■ **Stored entries**:
········
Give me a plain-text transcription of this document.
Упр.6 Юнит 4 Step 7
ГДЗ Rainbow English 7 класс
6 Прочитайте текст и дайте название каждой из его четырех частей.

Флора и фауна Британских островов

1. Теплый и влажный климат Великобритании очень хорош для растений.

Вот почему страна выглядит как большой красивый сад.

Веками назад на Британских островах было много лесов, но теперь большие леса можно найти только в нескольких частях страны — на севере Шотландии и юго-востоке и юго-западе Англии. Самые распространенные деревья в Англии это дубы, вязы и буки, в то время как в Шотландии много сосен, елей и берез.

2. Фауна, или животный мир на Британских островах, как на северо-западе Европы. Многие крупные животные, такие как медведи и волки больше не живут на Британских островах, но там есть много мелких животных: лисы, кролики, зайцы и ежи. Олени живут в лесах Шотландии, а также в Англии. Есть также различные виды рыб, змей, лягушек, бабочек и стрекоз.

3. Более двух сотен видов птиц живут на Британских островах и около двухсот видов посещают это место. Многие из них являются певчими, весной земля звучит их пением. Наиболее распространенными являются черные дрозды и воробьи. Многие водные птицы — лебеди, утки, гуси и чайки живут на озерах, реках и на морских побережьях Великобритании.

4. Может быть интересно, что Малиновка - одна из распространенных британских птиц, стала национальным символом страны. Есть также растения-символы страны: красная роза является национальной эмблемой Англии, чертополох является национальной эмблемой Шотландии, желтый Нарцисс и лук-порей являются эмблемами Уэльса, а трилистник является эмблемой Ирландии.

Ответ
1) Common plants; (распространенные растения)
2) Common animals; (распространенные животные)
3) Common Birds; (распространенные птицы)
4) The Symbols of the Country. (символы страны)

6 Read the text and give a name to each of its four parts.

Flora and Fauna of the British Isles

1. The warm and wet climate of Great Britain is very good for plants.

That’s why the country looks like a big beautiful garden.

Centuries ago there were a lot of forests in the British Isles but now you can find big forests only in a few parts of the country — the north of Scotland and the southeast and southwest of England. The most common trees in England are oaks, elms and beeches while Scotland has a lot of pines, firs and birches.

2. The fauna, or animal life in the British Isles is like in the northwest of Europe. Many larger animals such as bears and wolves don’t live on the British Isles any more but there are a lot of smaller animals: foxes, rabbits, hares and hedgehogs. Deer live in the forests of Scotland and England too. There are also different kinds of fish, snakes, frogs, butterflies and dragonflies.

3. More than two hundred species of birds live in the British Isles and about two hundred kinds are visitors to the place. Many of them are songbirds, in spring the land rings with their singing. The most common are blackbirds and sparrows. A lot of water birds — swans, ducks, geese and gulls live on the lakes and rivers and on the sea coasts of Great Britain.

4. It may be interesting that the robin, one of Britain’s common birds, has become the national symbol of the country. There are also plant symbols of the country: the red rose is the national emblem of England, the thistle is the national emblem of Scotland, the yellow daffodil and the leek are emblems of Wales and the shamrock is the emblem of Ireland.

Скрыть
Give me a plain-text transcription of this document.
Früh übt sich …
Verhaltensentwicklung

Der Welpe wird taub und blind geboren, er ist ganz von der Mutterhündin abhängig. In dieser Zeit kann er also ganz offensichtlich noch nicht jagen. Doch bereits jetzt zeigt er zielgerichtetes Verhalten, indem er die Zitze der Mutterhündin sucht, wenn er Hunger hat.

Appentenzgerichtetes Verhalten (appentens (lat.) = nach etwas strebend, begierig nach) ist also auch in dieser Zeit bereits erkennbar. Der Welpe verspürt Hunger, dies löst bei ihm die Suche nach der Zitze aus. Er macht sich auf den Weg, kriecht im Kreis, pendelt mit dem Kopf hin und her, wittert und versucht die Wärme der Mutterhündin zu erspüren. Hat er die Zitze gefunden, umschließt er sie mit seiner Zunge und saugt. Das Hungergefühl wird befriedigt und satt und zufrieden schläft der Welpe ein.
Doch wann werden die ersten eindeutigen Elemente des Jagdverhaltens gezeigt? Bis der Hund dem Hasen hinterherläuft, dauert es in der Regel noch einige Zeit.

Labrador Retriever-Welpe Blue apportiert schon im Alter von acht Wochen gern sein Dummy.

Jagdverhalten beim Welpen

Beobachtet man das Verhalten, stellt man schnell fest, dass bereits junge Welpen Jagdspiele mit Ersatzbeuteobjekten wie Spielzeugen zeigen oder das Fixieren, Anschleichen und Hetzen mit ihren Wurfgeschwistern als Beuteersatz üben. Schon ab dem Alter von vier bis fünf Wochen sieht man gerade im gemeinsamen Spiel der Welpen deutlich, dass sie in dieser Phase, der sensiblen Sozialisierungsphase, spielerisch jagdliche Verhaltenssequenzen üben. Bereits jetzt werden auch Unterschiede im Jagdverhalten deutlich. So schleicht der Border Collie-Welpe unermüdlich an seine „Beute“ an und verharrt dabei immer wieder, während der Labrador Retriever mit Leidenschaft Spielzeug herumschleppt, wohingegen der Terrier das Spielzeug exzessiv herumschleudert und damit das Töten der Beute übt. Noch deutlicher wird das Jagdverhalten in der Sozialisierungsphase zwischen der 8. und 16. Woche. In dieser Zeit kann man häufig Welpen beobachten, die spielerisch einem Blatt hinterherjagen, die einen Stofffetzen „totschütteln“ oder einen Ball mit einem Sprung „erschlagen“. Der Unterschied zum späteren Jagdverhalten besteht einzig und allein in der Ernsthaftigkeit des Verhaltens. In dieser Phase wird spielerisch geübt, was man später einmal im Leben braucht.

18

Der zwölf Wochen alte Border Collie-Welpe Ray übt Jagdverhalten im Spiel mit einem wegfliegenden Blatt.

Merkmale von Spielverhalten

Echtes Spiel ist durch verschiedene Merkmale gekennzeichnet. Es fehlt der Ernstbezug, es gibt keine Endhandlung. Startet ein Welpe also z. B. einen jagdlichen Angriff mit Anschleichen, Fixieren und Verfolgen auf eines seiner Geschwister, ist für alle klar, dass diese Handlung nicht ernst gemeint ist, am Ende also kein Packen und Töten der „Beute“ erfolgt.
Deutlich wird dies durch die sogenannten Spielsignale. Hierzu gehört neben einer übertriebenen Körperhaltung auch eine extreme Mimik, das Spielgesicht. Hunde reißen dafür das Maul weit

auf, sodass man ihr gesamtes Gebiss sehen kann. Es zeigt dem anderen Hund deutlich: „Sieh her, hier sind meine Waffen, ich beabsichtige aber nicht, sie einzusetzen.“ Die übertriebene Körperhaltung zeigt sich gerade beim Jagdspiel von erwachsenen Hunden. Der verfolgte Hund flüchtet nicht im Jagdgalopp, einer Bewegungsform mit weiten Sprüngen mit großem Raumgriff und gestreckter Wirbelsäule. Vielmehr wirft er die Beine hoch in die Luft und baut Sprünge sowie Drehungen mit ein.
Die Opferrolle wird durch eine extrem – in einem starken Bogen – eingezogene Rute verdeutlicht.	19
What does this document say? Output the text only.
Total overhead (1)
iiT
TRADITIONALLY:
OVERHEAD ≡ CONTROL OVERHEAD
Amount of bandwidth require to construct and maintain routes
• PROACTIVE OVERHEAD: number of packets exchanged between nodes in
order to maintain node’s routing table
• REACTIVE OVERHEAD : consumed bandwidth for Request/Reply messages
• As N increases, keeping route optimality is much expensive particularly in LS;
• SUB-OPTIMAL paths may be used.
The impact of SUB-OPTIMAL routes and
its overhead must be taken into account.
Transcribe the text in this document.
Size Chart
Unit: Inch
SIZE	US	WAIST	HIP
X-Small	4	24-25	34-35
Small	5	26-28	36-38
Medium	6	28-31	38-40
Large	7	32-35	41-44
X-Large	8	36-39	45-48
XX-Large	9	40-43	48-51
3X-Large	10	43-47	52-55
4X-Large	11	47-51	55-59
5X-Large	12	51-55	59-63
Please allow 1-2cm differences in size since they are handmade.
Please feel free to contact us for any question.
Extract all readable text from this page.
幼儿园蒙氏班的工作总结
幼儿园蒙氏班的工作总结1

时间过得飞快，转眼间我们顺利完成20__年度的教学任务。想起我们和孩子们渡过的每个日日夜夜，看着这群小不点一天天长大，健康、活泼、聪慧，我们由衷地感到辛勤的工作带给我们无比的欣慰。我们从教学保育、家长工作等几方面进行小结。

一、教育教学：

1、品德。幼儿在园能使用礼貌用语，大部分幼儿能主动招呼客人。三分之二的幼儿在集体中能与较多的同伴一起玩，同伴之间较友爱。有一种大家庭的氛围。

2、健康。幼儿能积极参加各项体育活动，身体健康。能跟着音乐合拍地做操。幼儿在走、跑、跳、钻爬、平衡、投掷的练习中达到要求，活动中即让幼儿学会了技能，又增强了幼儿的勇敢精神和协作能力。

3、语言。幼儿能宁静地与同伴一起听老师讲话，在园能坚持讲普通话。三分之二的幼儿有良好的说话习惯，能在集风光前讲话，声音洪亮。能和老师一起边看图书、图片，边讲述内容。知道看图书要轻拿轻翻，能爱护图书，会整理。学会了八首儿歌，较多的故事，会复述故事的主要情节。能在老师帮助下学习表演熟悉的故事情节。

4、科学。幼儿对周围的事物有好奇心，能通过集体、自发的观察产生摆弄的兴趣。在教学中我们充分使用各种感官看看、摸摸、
········
■ **DO THIS**: Look through the entries above and list every line containing "Mutterhündin".

■ **EXERCISE RESULT**:
Der Welpe wird taub und blind geboren, er ist ganz von der Mutterhündin abhängig. In dieser Zeit kann er also ganz offensichtlich noch nicht jagen. Doch bereits jetzt zeigt er zielgerichtetes Verhalten, indem er die Zitze der Mutterhündin sucht, wenn er Hunger hat.
Appentenzgerichtetes Verhalten (appentens (lat.) = nach etwas strebend, begierig nach) ist also auch in dieser Zeit bereits erkennbar. Der Welpe verspürt Hunger, dies löst bei ihm die Suche nach der Zitze aus. Er macht sich auf den Weg, kriecht im Kreis, pendelt mit dem Kopf hin und her, wittert und versucht die Wärme der Mutterhündin zu erspüren. Hat er die Zitze gefunden, umschließt er sie mit seiner Zunge und saugt. Das Hungergefühl wird befriedigt und satt und zufrieden schläft der Welpe ein.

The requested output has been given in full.